**Request**
Output all of the records exactly as written.

**Source records**
__________________________________________________
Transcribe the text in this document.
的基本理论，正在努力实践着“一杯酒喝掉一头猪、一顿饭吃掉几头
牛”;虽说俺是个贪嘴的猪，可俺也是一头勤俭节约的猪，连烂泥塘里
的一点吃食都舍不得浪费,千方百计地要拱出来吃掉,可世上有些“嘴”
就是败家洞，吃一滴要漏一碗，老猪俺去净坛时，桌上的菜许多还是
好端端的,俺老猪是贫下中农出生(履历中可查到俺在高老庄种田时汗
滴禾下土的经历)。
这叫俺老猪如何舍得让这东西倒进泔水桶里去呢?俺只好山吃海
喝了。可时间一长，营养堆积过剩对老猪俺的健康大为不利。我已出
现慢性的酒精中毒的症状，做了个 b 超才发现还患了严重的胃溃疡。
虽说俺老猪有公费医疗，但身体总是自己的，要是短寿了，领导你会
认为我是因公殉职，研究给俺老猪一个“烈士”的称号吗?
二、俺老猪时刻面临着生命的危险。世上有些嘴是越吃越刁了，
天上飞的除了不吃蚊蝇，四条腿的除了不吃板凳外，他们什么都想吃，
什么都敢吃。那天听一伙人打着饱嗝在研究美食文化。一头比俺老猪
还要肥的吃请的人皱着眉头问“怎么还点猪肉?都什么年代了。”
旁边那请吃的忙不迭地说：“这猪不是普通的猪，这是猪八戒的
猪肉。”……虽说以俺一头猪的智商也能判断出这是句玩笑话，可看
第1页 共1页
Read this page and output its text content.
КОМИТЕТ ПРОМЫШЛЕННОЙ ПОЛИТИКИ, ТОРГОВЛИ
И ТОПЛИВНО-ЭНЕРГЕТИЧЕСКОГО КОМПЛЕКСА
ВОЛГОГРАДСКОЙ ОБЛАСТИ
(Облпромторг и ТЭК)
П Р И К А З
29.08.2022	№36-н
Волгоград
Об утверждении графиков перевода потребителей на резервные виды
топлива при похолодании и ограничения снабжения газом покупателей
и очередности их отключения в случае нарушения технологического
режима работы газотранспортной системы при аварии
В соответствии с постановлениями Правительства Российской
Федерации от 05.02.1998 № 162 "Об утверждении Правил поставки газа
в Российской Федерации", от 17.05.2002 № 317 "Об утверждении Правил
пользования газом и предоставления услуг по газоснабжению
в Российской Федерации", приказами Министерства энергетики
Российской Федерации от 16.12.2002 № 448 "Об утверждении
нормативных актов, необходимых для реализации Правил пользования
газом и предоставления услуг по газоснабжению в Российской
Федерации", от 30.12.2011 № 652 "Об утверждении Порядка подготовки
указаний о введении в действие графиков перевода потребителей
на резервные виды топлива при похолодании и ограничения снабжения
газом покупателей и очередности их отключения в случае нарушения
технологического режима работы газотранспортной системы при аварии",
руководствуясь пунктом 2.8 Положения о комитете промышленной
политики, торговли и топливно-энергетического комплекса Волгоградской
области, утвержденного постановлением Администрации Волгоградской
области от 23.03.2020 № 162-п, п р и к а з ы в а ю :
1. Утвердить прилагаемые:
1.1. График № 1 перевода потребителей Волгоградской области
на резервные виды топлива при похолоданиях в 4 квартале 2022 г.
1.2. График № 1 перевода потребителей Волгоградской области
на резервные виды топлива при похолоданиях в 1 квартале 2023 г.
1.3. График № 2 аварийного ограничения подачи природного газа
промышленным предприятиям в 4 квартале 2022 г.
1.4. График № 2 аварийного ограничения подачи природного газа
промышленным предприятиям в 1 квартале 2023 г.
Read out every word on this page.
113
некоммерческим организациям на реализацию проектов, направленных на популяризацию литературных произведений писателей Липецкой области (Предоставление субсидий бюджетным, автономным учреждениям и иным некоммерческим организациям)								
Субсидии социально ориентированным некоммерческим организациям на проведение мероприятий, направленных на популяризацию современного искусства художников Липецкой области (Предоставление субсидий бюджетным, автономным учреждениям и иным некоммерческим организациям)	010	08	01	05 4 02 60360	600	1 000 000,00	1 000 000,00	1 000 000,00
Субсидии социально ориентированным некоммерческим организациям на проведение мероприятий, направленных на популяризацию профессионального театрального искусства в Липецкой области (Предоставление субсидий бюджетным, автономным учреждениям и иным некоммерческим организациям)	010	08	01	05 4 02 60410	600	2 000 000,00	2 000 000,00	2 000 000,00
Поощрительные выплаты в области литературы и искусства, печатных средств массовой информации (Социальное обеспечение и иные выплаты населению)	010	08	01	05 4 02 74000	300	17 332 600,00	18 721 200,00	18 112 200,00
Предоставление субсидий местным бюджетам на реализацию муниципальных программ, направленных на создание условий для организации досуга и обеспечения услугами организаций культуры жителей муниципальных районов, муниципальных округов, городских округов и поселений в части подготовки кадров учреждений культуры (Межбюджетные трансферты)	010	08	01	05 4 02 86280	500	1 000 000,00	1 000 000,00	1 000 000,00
__________________________________________________
**Task output**
Transcribe the text in this document.
的基本理论，正在努力实践着“一杯酒喝掉一头猪、一顿饭吃掉几头
牛”;虽说俺是个贪嘴的猪，可俺也是一头勤俭节约的猪，连烂泥塘里
的一点吃食都舍不得浪费,千方百计地要拱出来吃掉,可世上有些“嘴”
就是败家洞，吃一滴要漏一碗，老猪俺去净坛时，桌上的菜许多还是
好端端的,俺老猪是贫下中农出生(履历中可查到俺在高老庄种田时汗
滴禾下土的经历)。
这叫俺老猪如何舍得让这东西倒进泔水桶里去呢?俺只好山吃海
喝了。可时间一长，营养堆积过剩对老猪俺的健康大为不利。我已出
现慢性的酒精中毒的症状，做了个 b 超才发现还患了严重的胃溃疡。
虽说俺老猪有公费医疗，但身体总是自己的，要是短寿了，领导你会
认为我是因公殉职，研究给俺老猪一个“烈士”的称号吗?
二、俺老猪时刻面临着生命的危险。世上有些嘴是越吃越刁了，
天上飞的除了不吃蚊蝇，四条腿的除了不吃板凳外，他们什么都想吃，
什么都敢吃。那天听一伙人打着饱嗝在研究美食文化。一头比俺老猪
还要肥的吃请的人皱着眉头问“怎么还点猪肉?都什么年代了。”
旁边那请吃的忙不迭地说：“这猪不是普通的猪，这是猪八戒的
猪肉。”……虽说以俺一头猪的智商也能判断出这是句玩笑话，可看
第1页 共1页
Read this page and output its text content.
КОМИТЕТ ПРОМЫШЛЕННОЙ ПОЛИТИКИ, ТОРГОВЛИ
И ТОПЛИВНО-ЭНЕРГЕТИЧЕСКОГО КОМПЛЕКСА
ВОЛГОГРАДСКОЙ ОБЛАСТИ
(Облпромторг и ТЭК)
П Р И К А З
29.08.2022	№36-н
Волгоград
Об утверждении графиков перевода потребителей на резервные виды
топлива при похолодании и ограничения снабжения газом покупателей
и очередности их отключения в случае нарушения технологического
режима работы газотранспортной системы при аварии
В соответствии с постановлениями Правительства Российской
Федерации от 05.02.1998 № 162 "Об утверждении Правил поставки газа
в Российской Федерации", от 17.05.2002 № 317 "Об утверждении Правил
пользования газом и предоставления услуг по газоснабжению
в Российской Федерации", приказами Министерства энергетики
Российской Федерации от 16.12.2002 № 448 "Об утверждении
нормативных актов, необходимых для реализации Правил пользования
газом и предоставления услуг по газоснабжению в Российской
Федерации", от 30.12.2011 № 652 "Об утверждении Порядка подготовки
указаний о введении в действие графиков перевода потребителей
на резервные виды топлива при похолодании и ограничения снабжения
газом покупателей и очередности их отключения в случае нарушения
технологического режима работы газотранспортной системы при аварии",
руководствуясь пунктом 2.8 Положения о комитете промышленной
политики, торговли и топливно-энергетического комплекса Волгоградской
области, утвержденного постановлением Администрации Волгоградской
области от 23.03.2020 № 162-п, п р и к а з ы в а ю :
1. Утвердить прилагаемые:
1.1. График № 1 перевода потребителей Волгоградской области
на резервные виды топлива при похолоданиях в 4 квартале 2022 г.
1.2. График № 1 перевода потребителей Волгоградской области
на резервные виды топлива при похолоданиях в 1 квартале 2023 г.
1.3. График № 2 аварийного ограничения подачи природного газа
промышленным предприятиям в 4 квартале 2022 г.
1.4. График № 2 аварийного ограничения подачи природного газа
промышленным предприятиям в 1 квартале 2023 г.
Read out every word on this page.
113
некоммерческим организациям на реализацию проектов, направленных на популяризацию литературных произведений писателей Липецкой области (Предоставление субсидий бюджетным, автономным учреждениям и иным некоммерческим организациям)								
Субсидии социально ориентированным некоммерческим организациям на проведение мероприятий, направленных на популяризацию современного искусства художников Липецкой области (Предоставление субсидий бюджетным, автономным учреждениям и иным некоммерческим организациям)	010	08	01	05 4 02 60360	600	1 000 000,00	1 000 000,00	1 000 000,00
Субсидии социально ориентированным некоммерческим организациям на проведение мероприятий, направленных на популяризацию профессионального театрального искусства в Липецкой области (Предоставление субсидий бюджетным, автономным учреждениям и иным некоммерческим организациям)	010	08	01	05 4 02 60410	600	2 000 000,00	2 000 000,00	2 000 000,00
Поощрительные выплаты в области литературы и искусства, печатных средств массовой информации (Социальное обеспечение и иные выплаты населению)	010	08	01	05 4 02 74000	300	17 332 600,00	18 721 200,00	18 112 200,00
Предоставление субсидий местным бюджетам на реализацию муниципальных программ, направленных на создание условий для организации досуга и обеспечения услугами организаций культуры жителей муниципальных районов, муниципальных округов, городских округов и поселений в части подготовки кадров учреждений культуры (Межбюджетные трансферты)	010	08	01	05 4 02 86280	500	1 000 000,00	1 000 000,00	1 000 000,00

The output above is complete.